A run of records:
——
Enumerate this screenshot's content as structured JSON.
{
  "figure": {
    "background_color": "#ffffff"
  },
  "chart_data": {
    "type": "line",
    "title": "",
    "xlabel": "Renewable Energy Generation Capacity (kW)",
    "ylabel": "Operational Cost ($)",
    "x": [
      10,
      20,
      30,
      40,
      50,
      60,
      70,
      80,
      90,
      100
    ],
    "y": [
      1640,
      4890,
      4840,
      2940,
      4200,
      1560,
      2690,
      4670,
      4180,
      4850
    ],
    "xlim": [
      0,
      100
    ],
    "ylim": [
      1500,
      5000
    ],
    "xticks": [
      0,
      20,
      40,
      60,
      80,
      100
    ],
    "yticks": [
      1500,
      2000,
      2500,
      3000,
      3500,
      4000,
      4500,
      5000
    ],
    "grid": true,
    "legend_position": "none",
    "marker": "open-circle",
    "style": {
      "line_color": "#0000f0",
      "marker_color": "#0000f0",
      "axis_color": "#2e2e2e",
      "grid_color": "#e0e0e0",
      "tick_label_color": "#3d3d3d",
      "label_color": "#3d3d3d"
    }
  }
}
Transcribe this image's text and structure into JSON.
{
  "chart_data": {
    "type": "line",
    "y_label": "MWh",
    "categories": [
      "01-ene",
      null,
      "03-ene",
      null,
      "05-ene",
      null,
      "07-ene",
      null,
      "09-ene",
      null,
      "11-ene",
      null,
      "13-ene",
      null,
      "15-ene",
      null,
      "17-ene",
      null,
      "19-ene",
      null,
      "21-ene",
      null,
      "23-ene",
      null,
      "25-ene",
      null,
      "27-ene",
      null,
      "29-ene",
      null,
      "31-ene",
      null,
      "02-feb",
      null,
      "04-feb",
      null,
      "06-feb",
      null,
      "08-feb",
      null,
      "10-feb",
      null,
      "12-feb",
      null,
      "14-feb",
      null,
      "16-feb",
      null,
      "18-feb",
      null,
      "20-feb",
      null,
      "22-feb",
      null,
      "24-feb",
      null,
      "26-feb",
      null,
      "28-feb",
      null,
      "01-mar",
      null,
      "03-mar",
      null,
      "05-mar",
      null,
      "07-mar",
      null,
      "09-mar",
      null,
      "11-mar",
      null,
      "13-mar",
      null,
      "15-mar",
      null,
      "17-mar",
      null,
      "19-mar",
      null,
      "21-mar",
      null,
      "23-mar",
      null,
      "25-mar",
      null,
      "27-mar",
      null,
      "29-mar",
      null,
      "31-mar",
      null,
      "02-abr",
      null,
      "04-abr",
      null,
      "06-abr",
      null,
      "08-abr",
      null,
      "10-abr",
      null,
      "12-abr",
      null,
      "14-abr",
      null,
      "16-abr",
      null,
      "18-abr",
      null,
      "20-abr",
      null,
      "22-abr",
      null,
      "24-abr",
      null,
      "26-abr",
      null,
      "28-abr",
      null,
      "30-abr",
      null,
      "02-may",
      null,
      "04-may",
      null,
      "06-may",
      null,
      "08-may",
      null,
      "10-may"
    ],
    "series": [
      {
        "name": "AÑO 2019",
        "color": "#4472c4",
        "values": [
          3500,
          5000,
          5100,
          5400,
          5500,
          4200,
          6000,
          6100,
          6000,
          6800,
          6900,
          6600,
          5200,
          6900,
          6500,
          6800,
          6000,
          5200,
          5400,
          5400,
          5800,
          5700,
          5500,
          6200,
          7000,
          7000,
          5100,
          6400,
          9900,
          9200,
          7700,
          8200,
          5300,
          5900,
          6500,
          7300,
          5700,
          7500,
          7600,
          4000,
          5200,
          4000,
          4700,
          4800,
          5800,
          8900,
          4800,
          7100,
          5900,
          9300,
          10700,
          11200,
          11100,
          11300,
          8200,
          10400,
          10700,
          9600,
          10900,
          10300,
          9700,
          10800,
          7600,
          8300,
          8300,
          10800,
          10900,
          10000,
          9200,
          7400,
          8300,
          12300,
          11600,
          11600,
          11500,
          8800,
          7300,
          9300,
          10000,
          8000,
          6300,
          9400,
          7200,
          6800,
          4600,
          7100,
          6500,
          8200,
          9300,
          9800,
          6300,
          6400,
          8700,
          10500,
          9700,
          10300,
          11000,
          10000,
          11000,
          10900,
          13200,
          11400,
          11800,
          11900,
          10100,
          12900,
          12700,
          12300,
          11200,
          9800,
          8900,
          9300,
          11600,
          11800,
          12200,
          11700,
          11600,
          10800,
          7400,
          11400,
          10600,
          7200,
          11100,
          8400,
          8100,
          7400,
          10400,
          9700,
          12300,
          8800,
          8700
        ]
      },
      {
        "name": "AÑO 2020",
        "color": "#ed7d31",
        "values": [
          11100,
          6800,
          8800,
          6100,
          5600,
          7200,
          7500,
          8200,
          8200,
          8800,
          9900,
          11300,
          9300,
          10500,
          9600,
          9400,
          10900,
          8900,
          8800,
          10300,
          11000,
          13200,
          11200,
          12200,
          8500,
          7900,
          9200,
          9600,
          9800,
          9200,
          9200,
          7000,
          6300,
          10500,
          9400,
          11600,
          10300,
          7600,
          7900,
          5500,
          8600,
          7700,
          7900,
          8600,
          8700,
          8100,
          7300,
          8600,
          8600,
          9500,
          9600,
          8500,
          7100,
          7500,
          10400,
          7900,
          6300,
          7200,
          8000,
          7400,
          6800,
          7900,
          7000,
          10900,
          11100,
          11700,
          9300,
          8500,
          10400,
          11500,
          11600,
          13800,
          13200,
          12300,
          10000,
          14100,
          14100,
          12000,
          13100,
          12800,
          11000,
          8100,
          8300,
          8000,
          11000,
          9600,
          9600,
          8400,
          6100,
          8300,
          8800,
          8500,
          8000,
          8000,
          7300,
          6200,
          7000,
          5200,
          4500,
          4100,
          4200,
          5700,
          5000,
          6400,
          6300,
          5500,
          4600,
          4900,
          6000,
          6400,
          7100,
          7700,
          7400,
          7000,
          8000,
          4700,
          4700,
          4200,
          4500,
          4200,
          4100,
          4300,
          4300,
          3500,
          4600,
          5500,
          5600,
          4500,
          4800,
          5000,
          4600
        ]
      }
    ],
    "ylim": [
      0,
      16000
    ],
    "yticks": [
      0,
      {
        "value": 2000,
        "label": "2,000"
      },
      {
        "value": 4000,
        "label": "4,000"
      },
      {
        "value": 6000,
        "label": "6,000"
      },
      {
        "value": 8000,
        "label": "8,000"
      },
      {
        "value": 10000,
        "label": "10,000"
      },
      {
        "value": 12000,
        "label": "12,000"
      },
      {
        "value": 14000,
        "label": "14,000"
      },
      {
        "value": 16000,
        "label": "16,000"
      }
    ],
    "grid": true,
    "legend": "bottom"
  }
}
——
Exercise goal :: From the material above, copy each line that includes the word "JSON".

Expected answer ::
Enumerate this screenshot's content as structured JSON.
Transcribe this image's text and structure into JSON.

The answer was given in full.